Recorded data

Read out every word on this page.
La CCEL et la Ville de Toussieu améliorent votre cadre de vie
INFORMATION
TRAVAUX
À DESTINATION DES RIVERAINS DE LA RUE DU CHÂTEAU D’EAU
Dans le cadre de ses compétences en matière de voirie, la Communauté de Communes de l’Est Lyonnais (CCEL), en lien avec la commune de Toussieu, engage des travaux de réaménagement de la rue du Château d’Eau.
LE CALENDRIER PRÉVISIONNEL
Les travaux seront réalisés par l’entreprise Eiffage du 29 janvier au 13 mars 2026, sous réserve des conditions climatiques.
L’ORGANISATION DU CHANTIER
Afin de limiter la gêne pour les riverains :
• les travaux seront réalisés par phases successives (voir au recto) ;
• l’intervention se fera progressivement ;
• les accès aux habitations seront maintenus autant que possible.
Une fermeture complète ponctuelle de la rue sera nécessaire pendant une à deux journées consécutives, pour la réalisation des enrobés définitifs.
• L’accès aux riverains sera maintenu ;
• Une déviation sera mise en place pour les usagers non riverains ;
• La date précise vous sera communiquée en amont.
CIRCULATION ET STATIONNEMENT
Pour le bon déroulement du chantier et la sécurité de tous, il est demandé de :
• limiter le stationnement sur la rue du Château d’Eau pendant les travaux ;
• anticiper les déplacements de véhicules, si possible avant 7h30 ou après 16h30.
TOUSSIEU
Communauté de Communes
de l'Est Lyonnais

WORK INSTRUCTIONS - Produce an exact copy of all the records.

ANSWER FOR THE TASK -
Read out every word on this page.
La CCEL et la Ville de Toussieu améliorent votre cadre de vie
INFORMATION
TRAVAUX
À DESTINATION DES RIVERAINS DE LA RUE DU CHÂTEAU D’EAU
Dans le cadre de ses compétences en matière de voirie, la Communauté de Communes de l’Est Lyonnais (CCEL), en lien avec la commune de Toussieu, engage des travaux de réaménagement de la rue du Château d’Eau.
LE CALENDRIER PRÉVISIONNEL
Les travaux seront réalisés par l’entreprise Eiffage du 29 janvier au 13 mars 2026, sous réserve des conditions climatiques.
L’ORGANISATION DU CHANTIER
Afin de limiter la gêne pour les riverains :
• les travaux seront réalisés par phases successives (voir au recto) ;
• l’intervention se fera progressivement ;
• les accès aux habitations seront maintenus autant que possible.
Une fermeture complète ponctuelle de la rue sera nécessaire pendant une à deux journées consécutives, pour la réalisation des enrobés définitifs.
• L’accès aux riverains sera maintenu ;
• Une déviation sera mise en place pour les usagers non riverains ;
• La date précise vous sera communiquée en amont.
CIRCULATION ET STATIONNEMENT
Pour le bon déroulement du chantier et la sécurité de tous, il est demandé de :
• limiter le stationnement sur la rue du Château d’Eau pendant les travaux ;
• anticiper les déplacements de véhicules, si possible avant 7h30 ou après 16h30.
TOUSSIEU
Communauté de Communes
de l'Est Lyonnais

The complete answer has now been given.